#### Material
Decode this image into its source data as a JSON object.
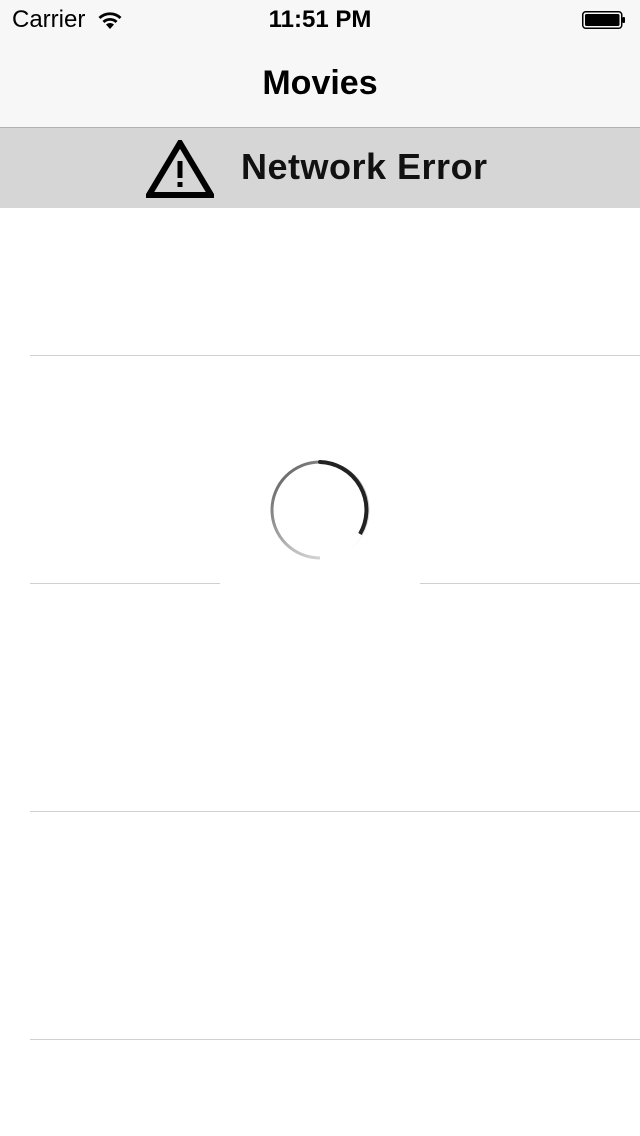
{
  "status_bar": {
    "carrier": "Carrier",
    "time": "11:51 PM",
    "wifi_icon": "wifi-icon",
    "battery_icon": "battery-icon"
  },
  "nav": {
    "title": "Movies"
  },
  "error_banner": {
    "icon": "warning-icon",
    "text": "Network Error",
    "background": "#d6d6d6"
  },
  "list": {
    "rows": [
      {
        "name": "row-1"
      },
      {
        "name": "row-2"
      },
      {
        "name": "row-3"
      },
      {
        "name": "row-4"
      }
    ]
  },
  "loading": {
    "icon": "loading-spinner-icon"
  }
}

#### Objective
Quote the material in full and exactly; do not carry over its pictures.

#### The reply
Decode this image into its source data as a JSON object.
{
  "status_bar": {
    "carrier": "Carrier",
    "time": "11:51 PM",
    "wifi_icon": "wifi-icon",
    "battery_icon": "battery-icon"
  },
  "nav": {
    "title": "Movies"
  },
  "error_banner": {
    "icon": "warning-icon",
    "text": "Network Error",
    "background": "#d6d6d6"
  },
  "list": {
    "rows": [
      {
        "name": "row-1"
      },
      {
        "name": "row-2"
      },
      {
        "name": "row-3"
      },
      {
        "name": "row-4"
      }
    ]
  },
  "loading": {
    "icon": "loading-spinner-icon"
  }
}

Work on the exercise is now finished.